__The request__
Send back the entries below exactly as they appear.
╭──
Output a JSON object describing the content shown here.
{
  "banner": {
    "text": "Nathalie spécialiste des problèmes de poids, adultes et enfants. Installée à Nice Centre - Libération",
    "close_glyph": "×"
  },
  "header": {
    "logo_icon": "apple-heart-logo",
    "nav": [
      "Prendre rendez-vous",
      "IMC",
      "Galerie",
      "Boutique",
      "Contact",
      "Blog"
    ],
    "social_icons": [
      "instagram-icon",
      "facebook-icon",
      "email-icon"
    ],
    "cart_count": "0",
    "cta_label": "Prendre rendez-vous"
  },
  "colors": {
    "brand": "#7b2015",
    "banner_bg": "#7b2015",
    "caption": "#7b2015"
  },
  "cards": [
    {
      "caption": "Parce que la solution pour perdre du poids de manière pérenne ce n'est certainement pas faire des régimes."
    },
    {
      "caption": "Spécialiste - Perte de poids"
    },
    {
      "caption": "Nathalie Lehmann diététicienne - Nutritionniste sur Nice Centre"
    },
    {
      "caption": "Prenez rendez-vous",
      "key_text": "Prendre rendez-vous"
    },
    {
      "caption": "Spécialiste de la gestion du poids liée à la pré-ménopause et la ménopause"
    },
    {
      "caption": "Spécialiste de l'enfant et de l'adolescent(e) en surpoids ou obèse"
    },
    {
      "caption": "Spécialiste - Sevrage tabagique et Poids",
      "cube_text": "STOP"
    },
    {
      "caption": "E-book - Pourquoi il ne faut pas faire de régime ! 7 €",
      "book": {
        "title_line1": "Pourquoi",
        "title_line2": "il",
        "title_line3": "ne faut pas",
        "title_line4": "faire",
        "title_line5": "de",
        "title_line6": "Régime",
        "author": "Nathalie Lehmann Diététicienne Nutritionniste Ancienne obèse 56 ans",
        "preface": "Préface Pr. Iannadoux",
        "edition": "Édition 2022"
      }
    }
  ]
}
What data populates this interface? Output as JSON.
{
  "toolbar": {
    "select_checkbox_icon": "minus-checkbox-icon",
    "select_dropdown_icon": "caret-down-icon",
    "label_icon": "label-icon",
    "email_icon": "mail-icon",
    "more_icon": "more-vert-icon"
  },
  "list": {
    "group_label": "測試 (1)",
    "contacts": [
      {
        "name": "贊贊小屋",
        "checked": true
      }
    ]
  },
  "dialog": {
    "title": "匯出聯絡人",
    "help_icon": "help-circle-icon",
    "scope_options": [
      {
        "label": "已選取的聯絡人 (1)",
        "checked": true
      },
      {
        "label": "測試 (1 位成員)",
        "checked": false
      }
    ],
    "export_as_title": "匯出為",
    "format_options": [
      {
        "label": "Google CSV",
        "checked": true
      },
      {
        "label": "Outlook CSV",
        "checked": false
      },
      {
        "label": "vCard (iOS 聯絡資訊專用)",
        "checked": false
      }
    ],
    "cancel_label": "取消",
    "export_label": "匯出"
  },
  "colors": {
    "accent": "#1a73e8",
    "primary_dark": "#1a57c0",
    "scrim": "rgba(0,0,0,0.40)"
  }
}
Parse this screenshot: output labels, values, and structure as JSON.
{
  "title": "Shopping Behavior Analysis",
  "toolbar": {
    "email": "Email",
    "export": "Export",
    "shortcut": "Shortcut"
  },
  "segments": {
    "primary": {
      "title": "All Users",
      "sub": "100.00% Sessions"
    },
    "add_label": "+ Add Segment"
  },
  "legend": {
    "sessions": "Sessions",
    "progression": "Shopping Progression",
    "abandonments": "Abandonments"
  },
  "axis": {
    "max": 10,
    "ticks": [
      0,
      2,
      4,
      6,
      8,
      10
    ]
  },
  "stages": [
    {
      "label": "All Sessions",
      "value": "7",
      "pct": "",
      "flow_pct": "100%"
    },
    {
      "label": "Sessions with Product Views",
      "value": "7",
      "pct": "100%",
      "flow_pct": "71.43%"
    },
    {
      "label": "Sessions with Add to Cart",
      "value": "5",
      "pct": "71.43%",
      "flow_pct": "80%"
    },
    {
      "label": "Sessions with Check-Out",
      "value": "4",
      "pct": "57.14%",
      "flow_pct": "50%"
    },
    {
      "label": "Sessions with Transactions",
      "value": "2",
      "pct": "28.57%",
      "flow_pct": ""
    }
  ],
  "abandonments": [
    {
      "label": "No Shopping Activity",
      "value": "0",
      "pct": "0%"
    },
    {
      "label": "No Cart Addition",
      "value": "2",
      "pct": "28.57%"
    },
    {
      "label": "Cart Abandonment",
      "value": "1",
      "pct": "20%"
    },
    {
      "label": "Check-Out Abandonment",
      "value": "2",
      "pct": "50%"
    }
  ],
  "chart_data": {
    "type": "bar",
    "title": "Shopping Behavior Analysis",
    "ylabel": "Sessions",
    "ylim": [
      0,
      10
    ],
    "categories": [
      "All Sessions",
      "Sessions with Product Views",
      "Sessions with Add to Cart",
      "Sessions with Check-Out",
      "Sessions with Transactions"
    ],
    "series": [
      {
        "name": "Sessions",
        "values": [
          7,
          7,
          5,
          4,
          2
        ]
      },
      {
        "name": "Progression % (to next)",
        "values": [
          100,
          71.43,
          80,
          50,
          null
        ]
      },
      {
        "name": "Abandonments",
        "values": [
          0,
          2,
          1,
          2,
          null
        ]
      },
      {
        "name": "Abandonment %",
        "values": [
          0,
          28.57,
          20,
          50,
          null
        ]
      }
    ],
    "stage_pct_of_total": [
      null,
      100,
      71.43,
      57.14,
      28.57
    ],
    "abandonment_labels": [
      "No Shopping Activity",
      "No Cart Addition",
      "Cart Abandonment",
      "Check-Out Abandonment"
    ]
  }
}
╰──
__Response to the exercise__
Output a JSON object describing the content shown here.
{
  "banner": {
    "text": "Nathalie spécialiste des problèmes de poids, adultes et enfants. Installée à Nice Centre - Libération",
    "close_glyph": "×"
  },
  "header": {
    "logo_icon": "apple-heart-logo",
    "nav": [
      "Prendre rendez-vous",
      "IMC",
      "Galerie",
      "Boutique",
      "Contact",
      "Blog"
    ],
    "social_icons": [
      "instagram-icon",
      "facebook-icon",
      "email-icon"
    ],
    "cart_count": "0",
    "cta_label": "Prendre rendez-vous"
  },
  "colors": {
    "brand": "#7b2015",
    "banner_bg": "#7b2015",
    "caption": "#7b2015"
  },
  "cards": [
    {
      "caption": "Parce que la solution pour perdre du poids de manière pérenne ce n'est certainement pas faire des régimes."
    },
    {
      "caption": "Spécialiste - Perte de poids"
    },
    {
      "caption": "Nathalie Lehmann diététicienne - Nutritionniste sur Nice Centre"
    },
    {
      "caption": "Prenez rendez-vous",
      "key_text": "Prendre rendez-vous"
    },
    {
      "caption": "Spécialiste de la gestion du poids liée à la pré-ménopause et la ménopause"
    },
    {
      "caption": "Spécialiste de l'enfant et de l'adolescent(e) en surpoids ou obèse"
    },
    {
      "caption": "Spécialiste - Sevrage tabagique et Poids",
      "cube_text": "STOP"
    },
    {
      "caption": "E-book - Pourquoi il ne faut pas faire de régime ! 7 €",
      "book": {
        "title_line1": "Pourquoi",
        "title_line2": "il",
        "title_line3": "ne faut pas",
        "title_line4": "faire",
        "title_line5": "de",
        "title_line6": "Régime",
        "author": "Nathalie Lehmann Diététicienne Nutritionniste Ancienne obèse 56 ans",
        "preface": "Préface Pr. Iannadoux",
        "edition": "Édition 2022"
      }
    }
  ]
}
What data populates this interface? Output as JSON.
{
  "toolbar": {
    "select_checkbox_icon": "minus-checkbox-icon",
    "select_dropdown_icon": "caret-down-icon",
    "label_icon": "label-icon",
    "email_icon": "mail-icon",
    "more_icon": "more-vert-icon"
  },
  "list": {
    "group_label": "測試 (1)",
    "contacts": [
      {
        "name": "贊贊小屋",
        "checked": true
      }
    ]
  },
  "dialog": {
    "title": "匯出聯絡人",
    "help_icon": "help-circle-icon",
    "scope_options": [
      {
        "label": "已選取的聯絡人 (1)",
        "checked": true
      },
      {
        "label": "測試 (1 位成員)",
        "checked": false
      }
    ],
    "export_as_title": "匯出為",
    "format_options": [
      {
        "label": "Google CSV",
        "checked": true
      },
      {
        "label": "Outlook CSV",
        "checked": false
      },
      {
        "label": "vCard (iOS 聯絡資訊專用)",
        "checked": false
      }
    ],
    "cancel_label": "取消",
    "export_label": "匯出"
  },
  "colors": {
    "accent": "#1a73e8",
    "primary_dark": "#1a57c0",
    "scrim": "rgba(0,0,0,0.40)"
  }
}
Parse this screenshot: output labels, values, and structure as JSON.
{
  "title": "Shopping Behavior Analysis",
  "toolbar": {
    "email": "Email",
    "export": "Export",
    "shortcut": "Shortcut"
  },
  "segments": {
    "primary": {
      "title": "All Users",
      "sub": "100.00% Sessions"
    },
    "add_label": "+ Add Segment"
  },
  "legend": {
    "sessions": "Sessions",
    "progression": "Shopping Progression",
    "abandonments": "Abandonments"
  },
  "axis": {
    "max": 10,
    "ticks": [
      0,
      2,
      4,
      6,
      8,
      10
    ]
  },
  "stages": [
    {
      "label": "All Sessions",
      "value": "7",
      "pct": "",
      "flow_pct": "100%"
    },
    {
      "label": "Sessions with Product Views",
      "value": "7",
      "pct": "100%",
      "flow_pct": "71.43%"
    },
    {
      "label": "Sessions with Add to Cart",
      "value": "5",
      "pct": "71.43%",
      "flow_pct": "80%"
    },
    {
      "label": "Sessions with Check-Out",
      "value": "4",
      "pct": "57.14%",
      "flow_pct": "50%"
    },
    {
      "label": "Sessions with Transactions",
      "value": "2",
      "pct": "28.57%",
      "flow_pct": ""
    }
  ],
  "abandonments": [
    {
      "label": "No Shopping Activity",
      "value": "0",
      "pct": "0%"
    },
    {
      "label": "No Cart Addition",
      "value": "2",
      "pct": "28.57%"
    },
    {
      "label": "Cart Abandonment",
      "value": "1",
      "pct": "20%"
    },
    {
      "label": "Check-Out Abandonment",
      "value": "2",
      "pct": "50%"
    }
  ],
  "chart_data": {
    "type": "bar",
    "title": "Shopping Behavior Analysis",
    "ylabel": "Sessions",
    "ylim": [
      0,
      10
    ],
    "categories": [
      "All Sessions",
      "Sessions with Product Views",
      "Sessions with Add to Cart",
      "Sessions with Check-Out",
      "Sessions with Transactions"
    ],
    "series": [
      {
        "name": "Sessions",
        "values": [
          7,
          7,
          5,
          4,
          2
        ]
      },
      {
        "name": "Progression % (to next)",
        "values": [
          100,
          71.43,
          80,
          50,
          null
        ]
      },
      {
        "name": "Abandonments",
        "values": [
          0,
          2,
          1,
          2,
          null
        ]
      },
      {
        "name": "Abandonment %",
        "values": [
          0,
          28.57,
          20,
          50,
          null
        ]
      }
    ],
    "stage_pct_of_total": [
      null,
      100,
      71.43,
      57.14,
      28.57
    ],
    "abandonment_labels": [
      "No Shopping Activity",
      "No Cart Addition",
      "Cart Abandonment",
      "Check-Out Abandonment"
    ]
  }
}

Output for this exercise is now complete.